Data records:
|---|

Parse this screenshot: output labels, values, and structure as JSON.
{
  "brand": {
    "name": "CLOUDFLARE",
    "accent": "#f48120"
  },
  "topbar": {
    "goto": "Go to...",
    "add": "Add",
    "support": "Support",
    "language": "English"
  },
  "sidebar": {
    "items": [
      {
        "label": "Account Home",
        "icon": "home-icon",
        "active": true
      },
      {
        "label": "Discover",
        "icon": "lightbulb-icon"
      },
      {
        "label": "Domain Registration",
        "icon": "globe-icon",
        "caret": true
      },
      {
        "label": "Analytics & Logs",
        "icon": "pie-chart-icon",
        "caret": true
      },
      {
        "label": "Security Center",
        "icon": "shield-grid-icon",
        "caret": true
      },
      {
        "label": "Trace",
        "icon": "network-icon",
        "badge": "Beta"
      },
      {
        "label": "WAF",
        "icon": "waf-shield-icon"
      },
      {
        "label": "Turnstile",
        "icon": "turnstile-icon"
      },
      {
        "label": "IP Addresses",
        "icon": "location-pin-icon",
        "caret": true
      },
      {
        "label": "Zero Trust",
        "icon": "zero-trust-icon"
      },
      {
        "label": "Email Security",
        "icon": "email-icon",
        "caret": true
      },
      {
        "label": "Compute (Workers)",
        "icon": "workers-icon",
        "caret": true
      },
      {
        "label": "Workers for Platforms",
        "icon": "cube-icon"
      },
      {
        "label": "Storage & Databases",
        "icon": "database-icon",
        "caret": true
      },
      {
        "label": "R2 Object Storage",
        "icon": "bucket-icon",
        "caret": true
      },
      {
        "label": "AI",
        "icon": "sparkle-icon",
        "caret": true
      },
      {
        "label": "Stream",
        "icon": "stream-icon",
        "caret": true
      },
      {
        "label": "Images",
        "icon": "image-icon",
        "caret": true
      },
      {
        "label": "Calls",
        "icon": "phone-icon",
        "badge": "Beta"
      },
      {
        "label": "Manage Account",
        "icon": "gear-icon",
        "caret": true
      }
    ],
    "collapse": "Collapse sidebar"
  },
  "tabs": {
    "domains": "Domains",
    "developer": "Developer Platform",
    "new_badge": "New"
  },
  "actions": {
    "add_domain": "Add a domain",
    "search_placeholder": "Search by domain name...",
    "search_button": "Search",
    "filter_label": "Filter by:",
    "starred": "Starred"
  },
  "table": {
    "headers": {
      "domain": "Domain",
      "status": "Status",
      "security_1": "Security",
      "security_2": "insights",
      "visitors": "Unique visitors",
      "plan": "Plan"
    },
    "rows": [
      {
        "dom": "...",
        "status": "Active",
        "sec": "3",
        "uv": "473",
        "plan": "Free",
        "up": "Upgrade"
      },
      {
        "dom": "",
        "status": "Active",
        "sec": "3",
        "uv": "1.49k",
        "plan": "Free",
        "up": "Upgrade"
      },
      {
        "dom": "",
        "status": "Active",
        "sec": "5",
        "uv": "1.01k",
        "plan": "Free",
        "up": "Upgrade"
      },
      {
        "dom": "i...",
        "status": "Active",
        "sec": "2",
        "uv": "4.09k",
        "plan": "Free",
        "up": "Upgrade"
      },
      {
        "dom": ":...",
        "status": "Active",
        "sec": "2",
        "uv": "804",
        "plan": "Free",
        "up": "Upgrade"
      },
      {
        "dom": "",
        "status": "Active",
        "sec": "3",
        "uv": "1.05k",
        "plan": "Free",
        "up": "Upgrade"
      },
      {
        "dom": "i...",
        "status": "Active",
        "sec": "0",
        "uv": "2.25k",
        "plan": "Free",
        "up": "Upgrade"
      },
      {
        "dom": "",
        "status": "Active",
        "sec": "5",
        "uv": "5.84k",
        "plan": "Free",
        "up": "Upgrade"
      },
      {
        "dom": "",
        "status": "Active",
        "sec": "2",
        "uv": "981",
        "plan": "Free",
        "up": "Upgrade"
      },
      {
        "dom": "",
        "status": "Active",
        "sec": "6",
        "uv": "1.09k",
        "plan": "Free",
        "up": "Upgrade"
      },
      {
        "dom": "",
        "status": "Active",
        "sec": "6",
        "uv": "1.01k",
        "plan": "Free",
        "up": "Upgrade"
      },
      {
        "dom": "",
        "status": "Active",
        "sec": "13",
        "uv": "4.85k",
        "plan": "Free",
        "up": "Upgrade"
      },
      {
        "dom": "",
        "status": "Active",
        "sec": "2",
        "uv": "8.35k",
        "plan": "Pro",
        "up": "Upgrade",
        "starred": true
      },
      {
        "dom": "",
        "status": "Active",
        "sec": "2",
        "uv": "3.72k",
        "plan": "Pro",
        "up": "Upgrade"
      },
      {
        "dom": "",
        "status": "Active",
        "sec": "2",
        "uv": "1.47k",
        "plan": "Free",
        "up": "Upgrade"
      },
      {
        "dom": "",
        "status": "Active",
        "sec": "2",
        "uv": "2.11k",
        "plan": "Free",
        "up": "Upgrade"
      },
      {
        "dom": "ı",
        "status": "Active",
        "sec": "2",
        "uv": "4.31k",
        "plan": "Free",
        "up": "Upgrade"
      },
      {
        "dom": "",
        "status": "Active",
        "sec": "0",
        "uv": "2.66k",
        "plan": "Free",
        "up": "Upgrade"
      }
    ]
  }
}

|---|

Each line of the material must be restated exactly.

Parse this screenshot: output labels, values, and structure as JSON.
{
  "brand": {
    "name": "CLOUDFLARE",
    "accent": "#f48120"
  },
  "topbar": {
    "goto": "Go to...",
    "add": "Add",
    "support": "Support",
    "language": "English"
  },
  "sidebar": {
    "items": [
      {
        "label": "Account Home",
        "icon": "home-icon",
        "active": true
      },
      {
        "label": "Discover",
        "icon": "lightbulb-icon"
      },
      {
        "label": "Domain Registration",
        "icon": "globe-icon",
        "caret": true
      },
      {
        "label": "Analytics & Logs",
        "icon": "pie-chart-icon",
        "caret": true
      },
      {
        "label": "Security Center",
        "icon": "shield-grid-icon",
        "caret": true
      },
      {
        "label": "Trace",
        "icon": "network-icon",
        "badge": "Beta"
      },
      {
        "label": "WAF",
        "icon": "waf-shield-icon"
      },
      {
        "label": "Turnstile",
        "icon": "turnstile-icon"
      },
      {
        "label": "IP Addresses",
        "icon": "location-pin-icon",
        "caret": true
      },
      {
        "label": "Zero Trust",
        "icon": "zero-trust-icon"
      },
      {
        "label": "Email Security",
        "icon": "email-icon",
        "caret": true
      },
      {
        "label": "Compute (Workers)",
        "icon": "workers-icon",
        "caret": true
      },
      {
        "label": "Workers for Platforms",
        "icon": "cube-icon"
      },
      {
        "label": "Storage & Databases",
        "icon": "database-icon",
        "caret": true
      },
      {
        "label": "R2 Object Storage",
        "icon": "bucket-icon",
        "caret": true
      },
      {
        "label": "AI",
        "icon": "sparkle-icon",
        "caret": true
      },
      {
        "label": "Stream",
        "icon": "stream-icon",
        "caret": true
      },
      {
        "label": "Images",
        "icon": "image-icon",
        "caret": true
      },
      {
        "label": "Calls",
        "icon": "phone-icon",
        "badge": "Beta"
      },
      {
        "label": "Manage Account",
        "icon": "gear-icon",
        "caret": true
      }
    ],
    "collapse": "Collapse sidebar"
  },
  "tabs": {
    "domains": "Domains",
    "developer": "Developer Platform",
    "new_badge": "New"
  },
  "actions": {
    "add_domain": "Add a domain",
    "search_placeholder": "Search by domain name...",
    "search_button": "Search",
    "filter_label": "Filter by:",
    "starred": "Starred"
  },
  "table": {
    "headers": {
      "domain": "Domain",
      "status": "Status",
      "security_1": "Security",
      "security_2": "insights",
      "visitors": "Unique visitors",
      "plan": "Plan"
    },
    "rows": [
      {
        "dom": "...",
        "status": "Active",
        "sec": "3",
        "uv": "473",
        "plan": "Free",
        "up": "Upgrade"
      },
      {
        "dom": "",
        "status": "Active",
        "sec": "3",
        "uv": "1.49k",
        "plan": "Free",
        "up": "Upgrade"
      },
      {
        "dom": "",
        "status": "Active",
        "sec": "5",
        "uv": "1.01k",
        "plan": "Free",
        "up": "Upgrade"
      },
      {
        "dom": "i...",
        "status": "Active",
        "sec": "2",
        "uv": "4.09k",
        "plan": "Free",
        "up": "Upgrade"
      },
      {
        "dom": ":...",
        "status": "Active",
        "sec": "2",
        "uv": "804",
        "plan": "Free",
        "up": "Upgrade"
      },
      {
        "dom": "",
        "status": "Active",
        "sec": "3",
        "uv": "1.05k",
        "plan": "Free",
        "up": "Upgrade"
      },
      {
        "dom": "i...",
        "status": "Active",
        "sec": "0",
        "uv": "2.25k",
        "plan": "Free",
        "up": "Upgrade"
      },
      {
        "dom": "",
        "status": "Active",
        "sec": "5",
        "uv": "5.84k",
        "plan": "Free",
        "up": "Upgrade"
      },
      {
        "dom": "",
        "status": "Active",
        "sec": "2",
        "uv": "981",
        "plan": "Free",
        "up": "Upgrade"
      },
      {
        "dom": "",
        "status": "Active",
        "sec": "6",
        "uv": "1.09k",
        "plan": "Free",
        "up": "Upgrade"
      },
      {
        "dom": "",
        "status": "Active",
        "sec": "6",
        "uv": "1.01k",
        "plan": "Free",
        "up": "Upgrade"
      },
      {
        "dom": "",
        "status": "Active",
        "sec": "13",
        "uv": "4.85k",
        "plan": "Free",
        "up": "Upgrade"
      },
      {
        "dom": "",
        "status": "Active",
        "sec": "2",
        "uv": "8.35k",
        "plan": "Pro",
        "up": "Upgrade",
        "starred": true
      },
      {
        "dom": "",
        "status": "Active",
        "sec": "2",
        "uv": "3.72k",
        "plan": "Pro",
        "up": "Upgrade"
      },
      {
        "dom": "",
        "status": "Active",
        "sec": "2",
        "uv": "1.47k",
        "plan": "Free",
        "up": "Upgrade"
      },
      {
        "dom": "",
        "status": "Active",
        "sec": "2",
        "uv": "2.11k",
        "plan": "Free",
        "up": "Upgrade"
      },
      {
        "dom": "ı",
        "status": "Active",
        "sec": "2",
        "uv": "4.31k",
        "plan": "Free",
        "up": "Upgrade"
      },
      {
        "dom": "",
        "status": "Active",
        "sec": "0",
        "uv": "2.66k",
        "plan": "Free",
        "up": "Upgrade"
      }
    ]
  }
}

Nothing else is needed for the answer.